▸ **PROMPT**
Each line containing the word "behavior" must be collected.

☆ ☆ ☆ ☆

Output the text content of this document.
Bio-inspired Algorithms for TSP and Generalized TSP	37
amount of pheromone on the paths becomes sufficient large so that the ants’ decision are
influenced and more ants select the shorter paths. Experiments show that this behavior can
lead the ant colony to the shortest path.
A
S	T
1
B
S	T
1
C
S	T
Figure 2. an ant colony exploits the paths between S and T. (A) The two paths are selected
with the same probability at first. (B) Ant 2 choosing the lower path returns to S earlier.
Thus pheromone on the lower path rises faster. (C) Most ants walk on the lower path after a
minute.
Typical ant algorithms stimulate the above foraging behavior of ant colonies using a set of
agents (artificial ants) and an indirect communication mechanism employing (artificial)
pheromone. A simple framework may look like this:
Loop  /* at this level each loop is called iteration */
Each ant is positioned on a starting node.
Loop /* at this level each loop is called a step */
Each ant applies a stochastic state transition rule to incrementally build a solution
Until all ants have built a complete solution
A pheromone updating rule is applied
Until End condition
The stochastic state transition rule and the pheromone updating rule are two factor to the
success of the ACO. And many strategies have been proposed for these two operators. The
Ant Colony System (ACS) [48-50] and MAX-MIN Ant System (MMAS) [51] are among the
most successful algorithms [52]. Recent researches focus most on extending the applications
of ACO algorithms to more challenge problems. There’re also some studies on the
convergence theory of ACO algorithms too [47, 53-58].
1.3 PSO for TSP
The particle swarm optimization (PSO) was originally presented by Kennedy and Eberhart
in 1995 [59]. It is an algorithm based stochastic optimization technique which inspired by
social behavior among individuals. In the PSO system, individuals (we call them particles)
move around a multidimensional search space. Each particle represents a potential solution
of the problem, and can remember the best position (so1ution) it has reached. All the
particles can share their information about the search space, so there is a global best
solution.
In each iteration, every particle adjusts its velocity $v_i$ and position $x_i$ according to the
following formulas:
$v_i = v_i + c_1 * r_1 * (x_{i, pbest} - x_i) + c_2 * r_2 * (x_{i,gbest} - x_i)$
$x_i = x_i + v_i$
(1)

☆ ☆ ☆ ☆

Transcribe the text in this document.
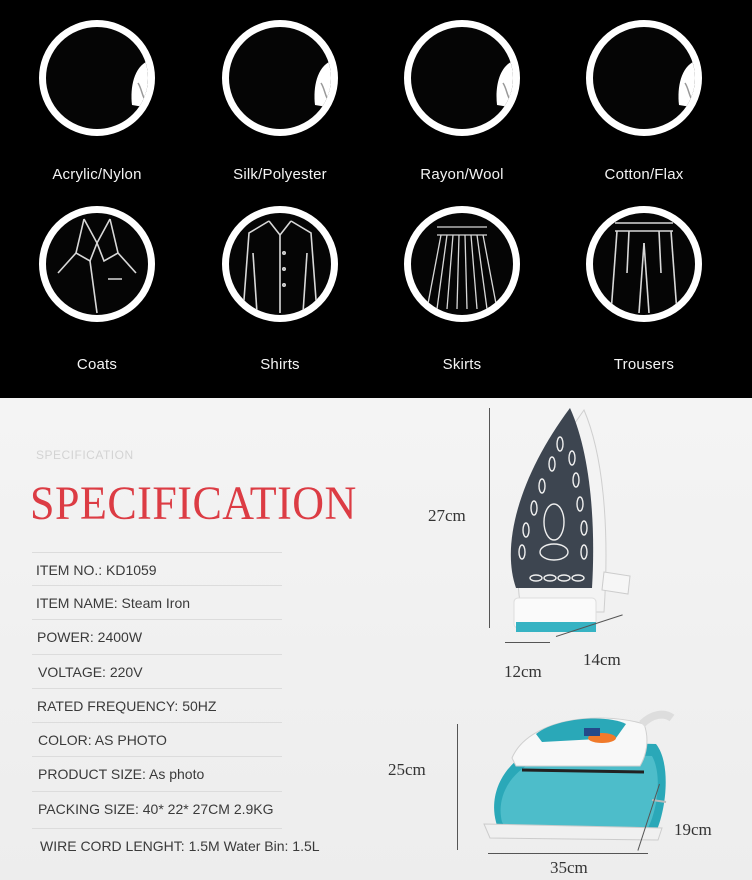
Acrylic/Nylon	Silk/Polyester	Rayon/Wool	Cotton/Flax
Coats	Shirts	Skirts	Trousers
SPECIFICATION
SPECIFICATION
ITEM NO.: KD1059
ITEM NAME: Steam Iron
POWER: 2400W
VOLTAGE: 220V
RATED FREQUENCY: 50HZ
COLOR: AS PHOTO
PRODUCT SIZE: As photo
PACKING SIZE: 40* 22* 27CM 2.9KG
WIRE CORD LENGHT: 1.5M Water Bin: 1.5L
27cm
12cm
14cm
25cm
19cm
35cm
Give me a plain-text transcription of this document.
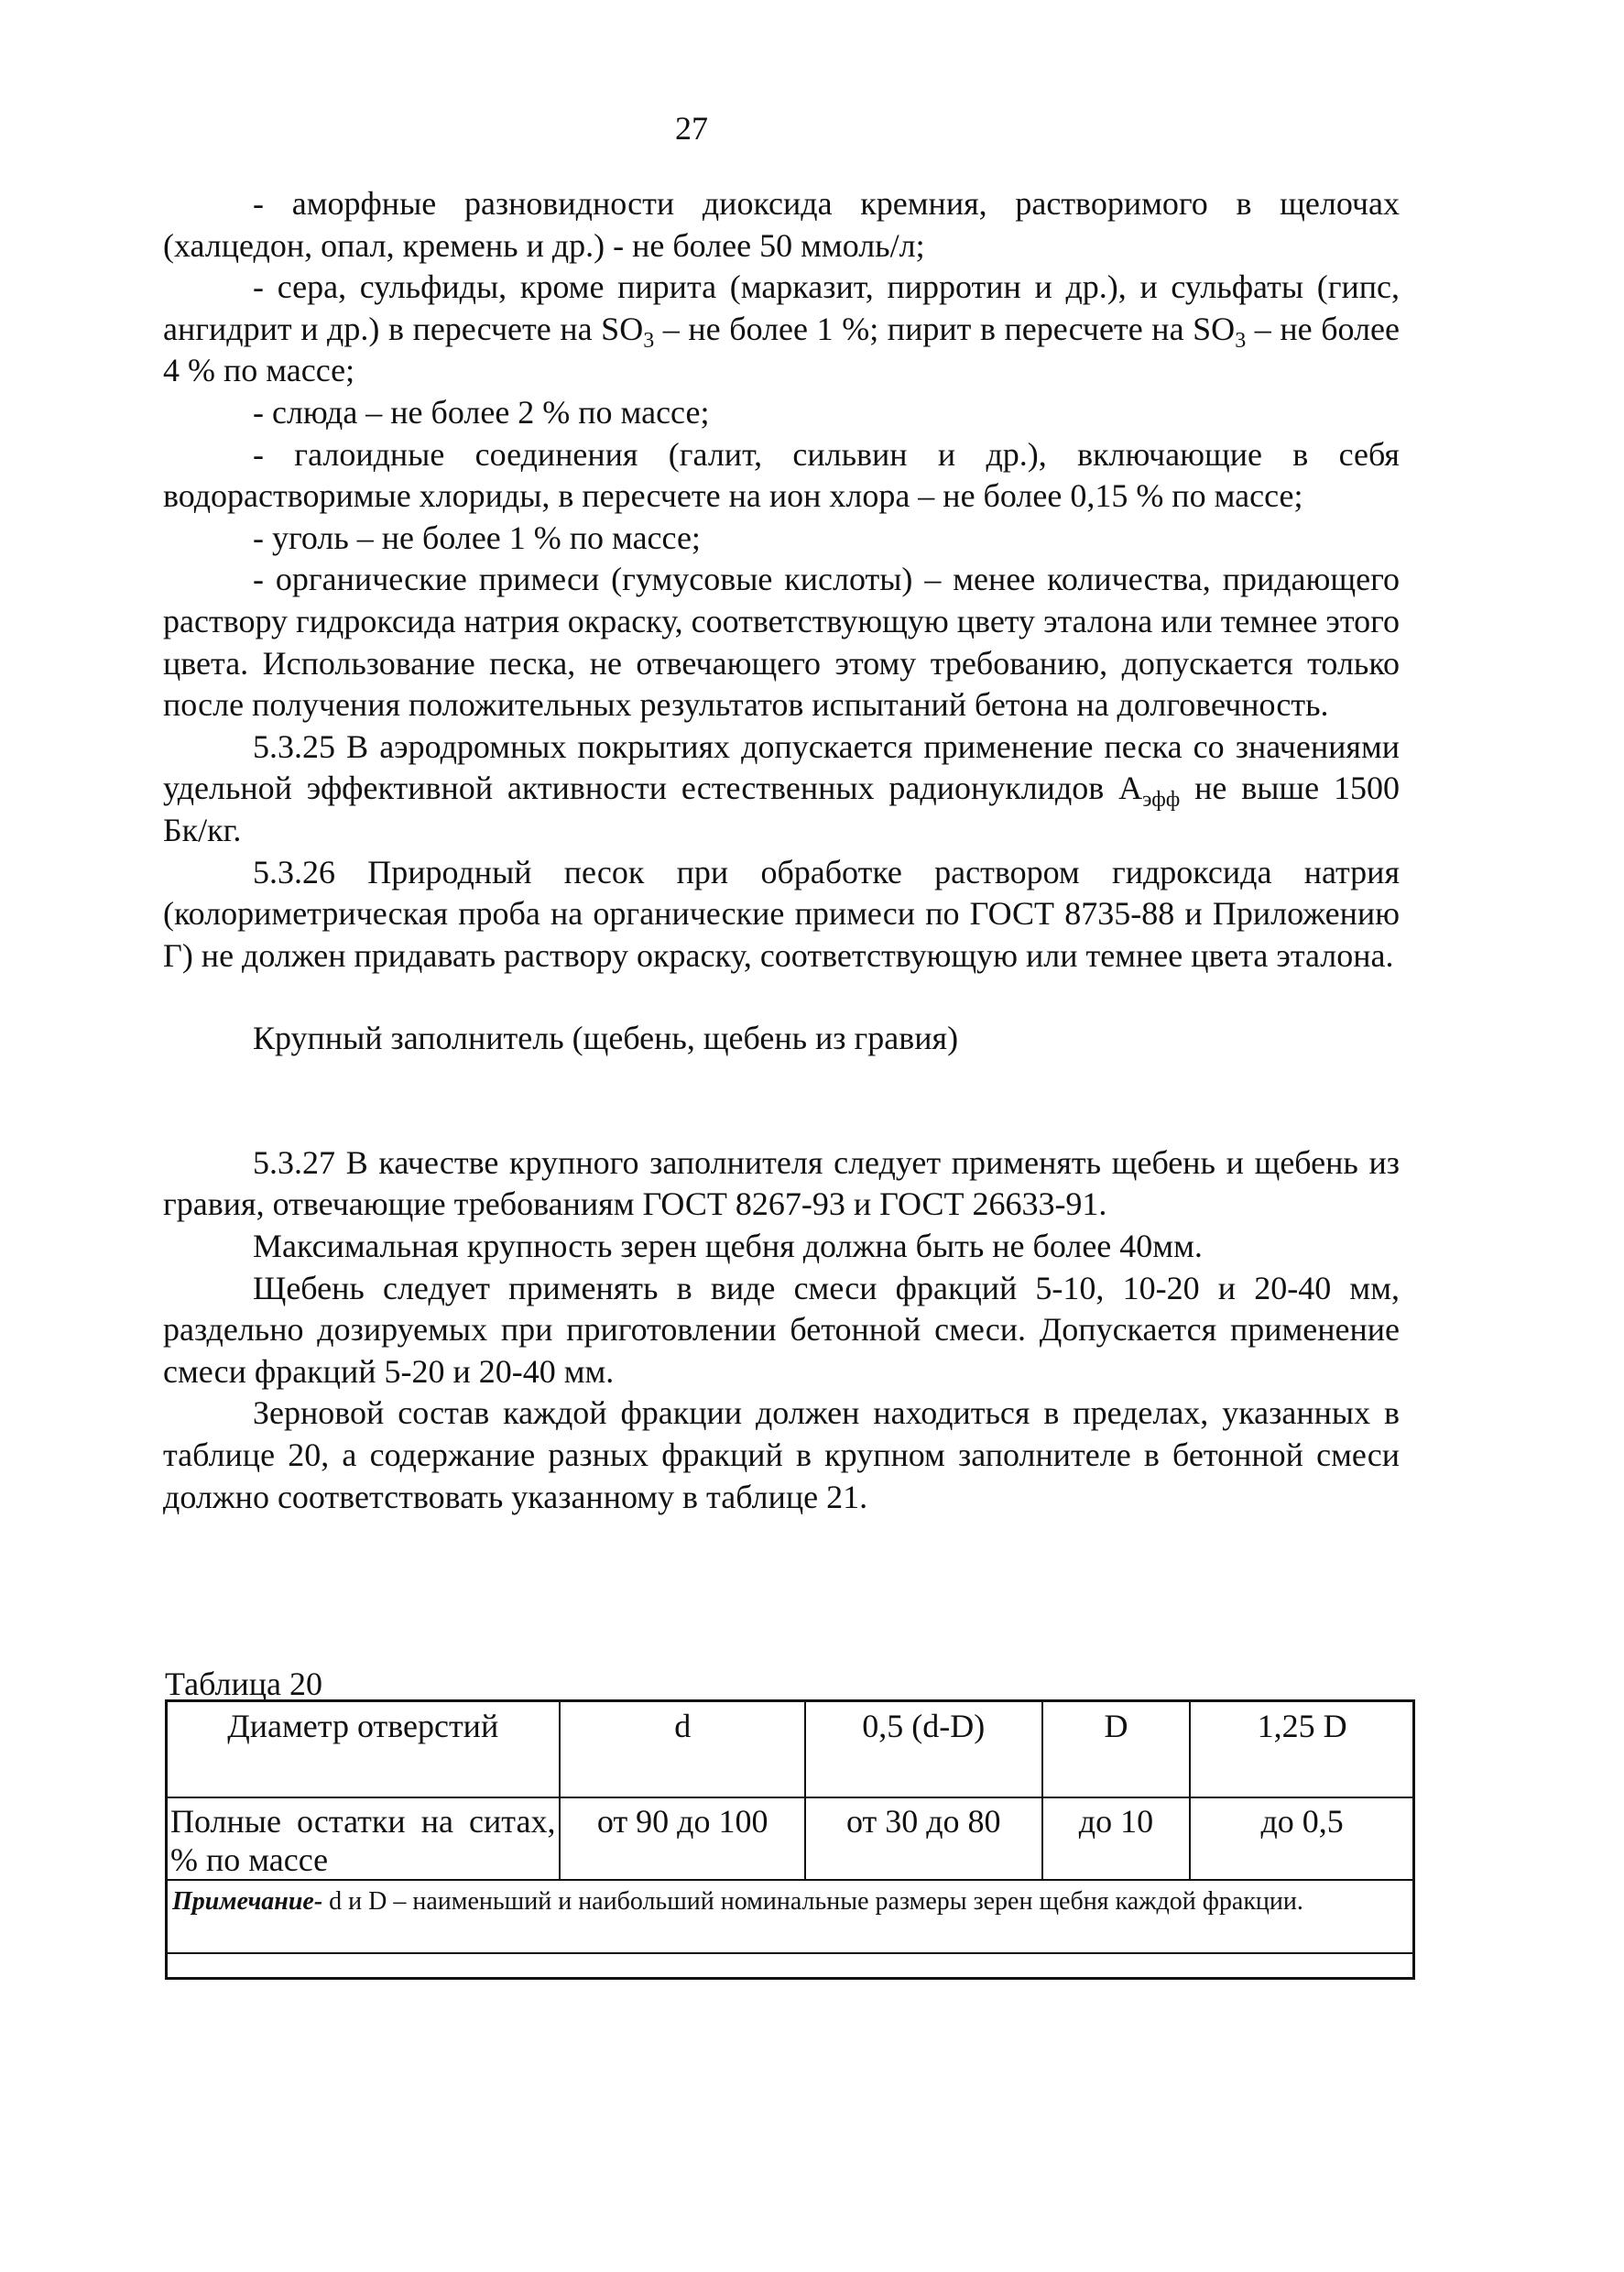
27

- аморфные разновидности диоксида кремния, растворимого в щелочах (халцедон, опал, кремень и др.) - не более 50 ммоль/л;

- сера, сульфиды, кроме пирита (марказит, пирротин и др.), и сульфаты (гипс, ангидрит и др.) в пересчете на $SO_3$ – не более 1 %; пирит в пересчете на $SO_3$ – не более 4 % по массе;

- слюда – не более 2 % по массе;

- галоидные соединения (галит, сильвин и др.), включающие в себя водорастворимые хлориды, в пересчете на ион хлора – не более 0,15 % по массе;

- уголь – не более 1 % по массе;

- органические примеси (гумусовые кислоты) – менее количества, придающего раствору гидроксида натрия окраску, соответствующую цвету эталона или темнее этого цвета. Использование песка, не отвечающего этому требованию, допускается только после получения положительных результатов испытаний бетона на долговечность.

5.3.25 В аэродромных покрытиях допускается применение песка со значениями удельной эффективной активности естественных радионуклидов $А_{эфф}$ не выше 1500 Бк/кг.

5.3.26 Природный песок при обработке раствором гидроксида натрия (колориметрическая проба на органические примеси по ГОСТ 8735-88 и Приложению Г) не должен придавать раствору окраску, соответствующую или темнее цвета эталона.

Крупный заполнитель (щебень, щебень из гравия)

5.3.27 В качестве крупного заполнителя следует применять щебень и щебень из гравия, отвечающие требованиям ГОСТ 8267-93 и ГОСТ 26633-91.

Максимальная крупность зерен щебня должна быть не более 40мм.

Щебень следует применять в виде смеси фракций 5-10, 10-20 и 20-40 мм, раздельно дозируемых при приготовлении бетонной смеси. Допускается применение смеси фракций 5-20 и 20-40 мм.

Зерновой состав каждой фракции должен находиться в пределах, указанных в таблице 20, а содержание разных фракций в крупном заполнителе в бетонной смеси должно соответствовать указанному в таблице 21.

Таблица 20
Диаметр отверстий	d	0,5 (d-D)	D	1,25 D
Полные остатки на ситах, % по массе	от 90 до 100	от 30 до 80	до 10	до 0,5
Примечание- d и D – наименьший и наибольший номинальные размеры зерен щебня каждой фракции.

☆ ☆ ☆ ☆

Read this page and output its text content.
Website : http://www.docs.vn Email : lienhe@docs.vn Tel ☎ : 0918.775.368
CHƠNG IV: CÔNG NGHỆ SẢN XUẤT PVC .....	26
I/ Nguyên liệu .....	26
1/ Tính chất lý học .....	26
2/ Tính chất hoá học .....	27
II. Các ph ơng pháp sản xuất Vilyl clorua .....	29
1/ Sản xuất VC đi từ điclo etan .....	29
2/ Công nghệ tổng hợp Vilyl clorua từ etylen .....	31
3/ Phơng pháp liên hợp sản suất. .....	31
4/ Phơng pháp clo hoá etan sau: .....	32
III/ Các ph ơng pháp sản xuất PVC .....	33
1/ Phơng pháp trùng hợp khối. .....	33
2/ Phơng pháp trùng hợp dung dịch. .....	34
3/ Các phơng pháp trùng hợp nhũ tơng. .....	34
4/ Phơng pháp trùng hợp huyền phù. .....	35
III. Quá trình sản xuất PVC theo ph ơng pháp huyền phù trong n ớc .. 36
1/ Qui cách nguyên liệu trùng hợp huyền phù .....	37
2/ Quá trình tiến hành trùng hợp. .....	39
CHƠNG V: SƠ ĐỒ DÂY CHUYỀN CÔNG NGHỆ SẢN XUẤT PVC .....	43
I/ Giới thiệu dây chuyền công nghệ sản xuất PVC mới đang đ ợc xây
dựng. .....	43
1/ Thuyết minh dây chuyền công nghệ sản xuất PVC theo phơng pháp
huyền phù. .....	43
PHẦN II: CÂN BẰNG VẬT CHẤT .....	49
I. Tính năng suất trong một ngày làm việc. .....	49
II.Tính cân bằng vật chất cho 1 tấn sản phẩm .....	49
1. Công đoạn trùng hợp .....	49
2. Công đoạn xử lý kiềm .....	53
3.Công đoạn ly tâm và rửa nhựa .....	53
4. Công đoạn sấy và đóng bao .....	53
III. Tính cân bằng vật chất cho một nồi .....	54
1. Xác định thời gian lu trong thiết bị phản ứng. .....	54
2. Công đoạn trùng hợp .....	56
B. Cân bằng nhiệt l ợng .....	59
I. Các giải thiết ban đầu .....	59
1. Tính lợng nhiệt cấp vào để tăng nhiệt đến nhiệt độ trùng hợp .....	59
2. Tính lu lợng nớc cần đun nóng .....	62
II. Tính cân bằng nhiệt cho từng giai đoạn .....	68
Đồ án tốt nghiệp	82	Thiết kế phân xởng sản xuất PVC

☆ ☆ ☆ ☆

▸ **RESULT BELOW**
influenced and more ants select the shorter paths. Experiments show that this behavior can
Typical ant algorithms stimulate the above foraging behavior of ant colonies using a set of
social behavior among individuals. In the PSO system, individuals (we call them particles)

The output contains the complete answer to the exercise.